* [STATED TASK] Exclude the pictures, then copy all remaining records exactly.

* [DATA ENTRIES]
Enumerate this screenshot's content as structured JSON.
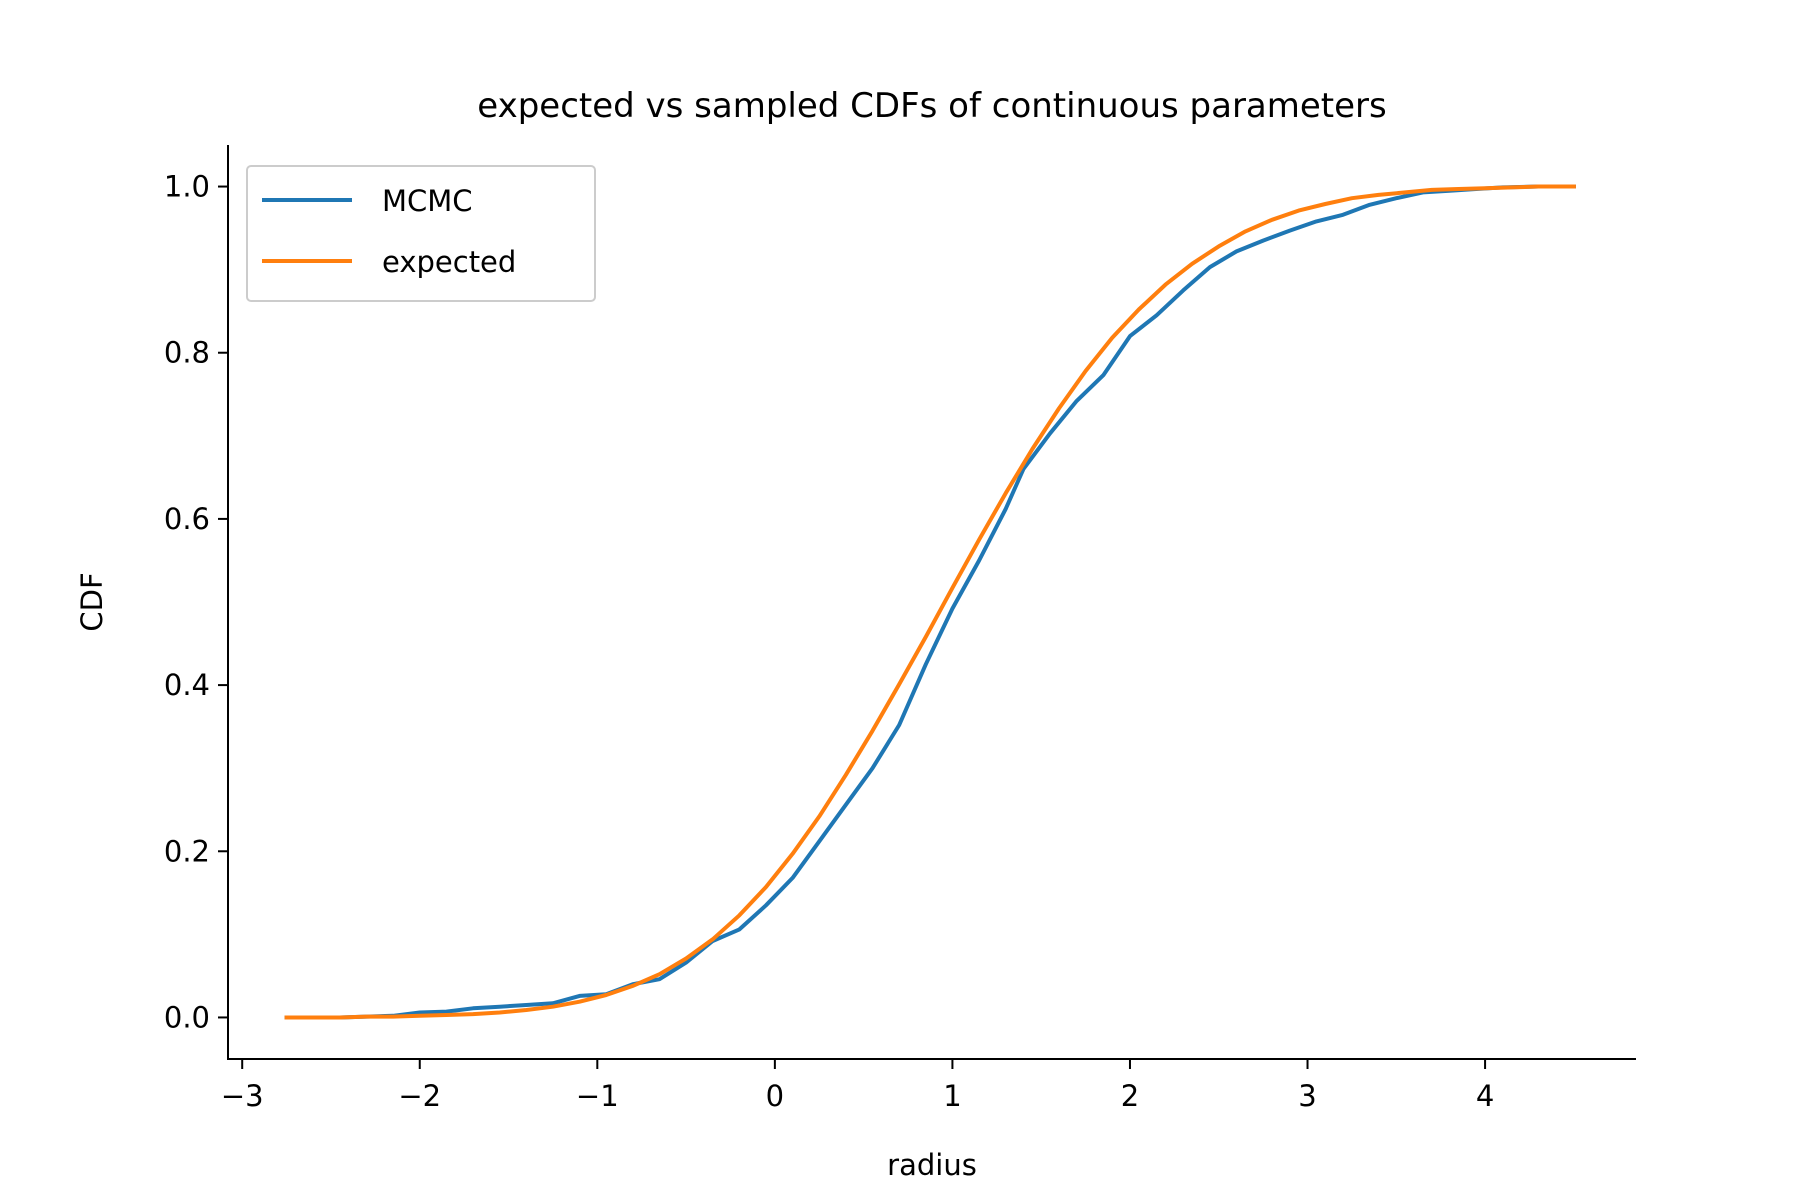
{
  "chart_data": {
    "type": "line",
    "title": "expected vs sampled CDFs of continuous parameters",
    "xlabel": "radius",
    "ylabel": "CDF",
    "xlim": [
      -3.08,
      4.85
    ],
    "ylim": [
      -0.05,
      1.05
    ],
    "xticks": [
      -3,
      -2,
      -1,
      0,
      1,
      2,
      3,
      4
    ],
    "xtick_labels": [
      "−3",
      "−2",
      "−1",
      "0",
      "1",
      "2",
      "3",
      "4"
    ],
    "yticks": [
      0.0,
      0.2,
      0.4,
      0.6,
      0.8,
      1.0
    ],
    "ytick_labels": [
      "0.0",
      "0.2",
      "0.4",
      "0.6",
      "0.8",
      "1.0"
    ],
    "grid": false,
    "legend_position": "upper-left",
    "series": [
      {
        "name": "MCMC",
        "color": "#1f77b4",
        "x": [
          -2.75,
          -2.6,
          -2.45,
          -2.3,
          -2.15,
          -2.0,
          -1.85,
          -1.7,
          -1.55,
          -1.4,
          -1.25,
          -1.1,
          -0.95,
          -0.8,
          -0.65,
          -0.5,
          -0.35,
          -0.2,
          -0.05,
          0.1,
          0.25,
          0.4,
          0.55,
          0.7,
          0.85,
          1.0,
          1.15,
          1.3,
          1.4,
          1.55,
          1.7,
          1.85,
          2.0,
          2.15,
          2.3,
          2.45,
          2.6,
          2.75,
          2.9,
          3.05,
          3.2,
          3.35,
          3.5,
          3.65,
          3.8,
          3.95,
          4.1,
          4.3,
          4.5
        ],
        "y": [
          0.0,
          0.0,
          0.0,
          0.001,
          0.002,
          0.006,
          0.007,
          0.011,
          0.013,
          0.015,
          0.017,
          0.026,
          0.028,
          0.04,
          0.046,
          0.066,
          0.092,
          0.106,
          0.135,
          0.168,
          0.212,
          0.256,
          0.3,
          0.352,
          0.425,
          0.492,
          0.55,
          0.612,
          0.66,
          0.703,
          0.742,
          0.773,
          0.82,
          0.845,
          0.875,
          0.903,
          0.922,
          0.935,
          0.947,
          0.958,
          0.966,
          0.978,
          0.986,
          0.993,
          0.995,
          0.997,
          0.999,
          1.0,
          1.0
        ]
      },
      {
        "name": "expected",
        "color": "#ff7f0e",
        "x": [
          -2.75,
          -2.6,
          -2.45,
          -2.3,
          -2.15,
          -2.0,
          -1.85,
          -1.7,
          -1.55,
          -1.4,
          -1.25,
          -1.1,
          -0.95,
          -0.8,
          -0.65,
          -0.5,
          -0.35,
          -0.2,
          -0.05,
          0.1,
          0.25,
          0.4,
          0.55,
          0.7,
          0.85,
          1.0,
          1.15,
          1.3,
          1.45,
          1.6,
          1.75,
          1.9,
          2.05,
          2.2,
          2.35,
          2.5,
          2.65,
          2.8,
          2.95,
          3.1,
          3.25,
          3.4,
          3.55,
          3.7,
          3.85,
          4.0,
          4.15,
          4.3,
          4.5
        ],
        "y": [
          0.0,
          0.0,
          0.0,
          0.001,
          0.001,
          0.002,
          0.003,
          0.004,
          0.006,
          0.009,
          0.013,
          0.019,
          0.027,
          0.038,
          0.052,
          0.071,
          0.094,
          0.123,
          0.157,
          0.197,
          0.242,
          0.292,
          0.345,
          0.401,
          0.458,
          0.517,
          0.575,
          0.631,
          0.684,
          0.733,
          0.778,
          0.818,
          0.852,
          0.882,
          0.907,
          0.928,
          0.946,
          0.96,
          0.971,
          0.979,
          0.986,
          0.99,
          0.993,
          0.996,
          0.997,
          0.998,
          0.999,
          1.0,
          1.0
        ]
      }
    ]
  }
}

* [WORKED ANSWER]
Enumerate this screenshot's content as structured JSON.
{
  "chart_data": {
    "type": "line",
    "title": "expected vs sampled CDFs of continuous parameters",
    "xlabel": "radius",
    "ylabel": "CDF",
    "xlim": [
      -3.08,
      4.85
    ],
    "ylim": [
      -0.05,
      1.05
    ],
    "xticks": [
      -3,
      -2,
      -1,
      0,
      1,
      2,
      3,
      4
    ],
    "xtick_labels": [
      "−3",
      "−2",
      "−1",
      "0",
      "1",
      "2",
      "3",
      "4"
    ],
    "yticks": [
      0.0,
      0.2,
      0.4,
      0.6,
      0.8,
      1.0
    ],
    "ytick_labels": [
      "0.0",
      "0.2",
      "0.4",
      "0.6",
      "0.8",
      "1.0"
    ],
    "grid": false,
    "legend_position": "upper-left",
    "series": [
      {
        "name": "MCMC",
        "color": "#1f77b4",
        "x": [
          -2.75,
          -2.6,
          -2.45,
          -2.3,
          -2.15,
          -2.0,
          -1.85,
          -1.7,
          -1.55,
          -1.4,
          -1.25,
          -1.1,
          -0.95,
          -0.8,
          -0.65,
          -0.5,
          -0.35,
          -0.2,
          -0.05,
          0.1,
          0.25,
          0.4,
          0.55,
          0.7,
          0.85,
          1.0,
          1.15,
          1.3,
          1.4,
          1.55,
          1.7,
          1.85,
          2.0,
          2.15,
          2.3,
          2.45,
          2.6,
          2.75,
          2.9,
          3.05,
          3.2,
          3.35,
          3.5,
          3.65,
          3.8,
          3.95,
          4.1,
          4.3,
          4.5
        ],
        "y": [
          0.0,
          0.0,
          0.0,
          0.001,
          0.002,
          0.006,
          0.007,
          0.011,
          0.013,
          0.015,
          0.017,
          0.026,
          0.028,
          0.04,
          0.046,
          0.066,
          0.092,
          0.106,
          0.135,
          0.168,
          0.212,
          0.256,
          0.3,
          0.352,
          0.425,
          0.492,
          0.55,
          0.612,
          0.66,
          0.703,
          0.742,
          0.773,
          0.82,
          0.845,
          0.875,
          0.903,
          0.922,
          0.935,
          0.947,
          0.958,
          0.966,
          0.978,
          0.986,
          0.993,
          0.995,
          0.997,
          0.999,
          1.0,
          1.0
        ]
      },
      {
        "name": "expected",
        "color": "#ff7f0e",
        "x": [
          -2.75,
          -2.6,
          -2.45,
          -2.3,
          -2.15,
          -2.0,
          -1.85,
          -1.7,
          -1.55,
          -1.4,
          -1.25,
          -1.1,
          -0.95,
          -0.8,
          -0.65,
          -0.5,
          -0.35,
          -0.2,
          -0.05,
          0.1,
          0.25,
          0.4,
          0.55,
          0.7,
          0.85,
          1.0,
          1.15,
          1.3,
          1.45,
          1.6,
          1.75,
          1.9,
          2.05,
          2.2,
          2.35,
          2.5,
          2.65,
          2.8,
          2.95,
          3.1,
          3.25,
          3.4,
          3.55,
          3.7,
          3.85,
          4.0,
          4.15,
          4.3,
          4.5
        ],
        "y": [
          0.0,
          0.0,
          0.0,
          0.001,
          0.001,
          0.002,
          0.003,
          0.004,
          0.006,
          0.009,
          0.013,
          0.019,
          0.027,
          0.038,
          0.052,
          0.071,
          0.094,
          0.123,
          0.157,
          0.197,
          0.242,
          0.292,
          0.345,
          0.401,
          0.458,
          0.517,
          0.575,
          0.631,
          0.684,
          0.733,
          0.778,
          0.818,
          0.852,
          0.882,
          0.907,
          0.928,
          0.946,
          0.96,
          0.971,
          0.979,
          0.986,
          0.99,
          0.993,
          0.996,
          0.997,
          0.998,
          0.999,
          1.0,
          1.0
        ]
      }
    ]
  }
}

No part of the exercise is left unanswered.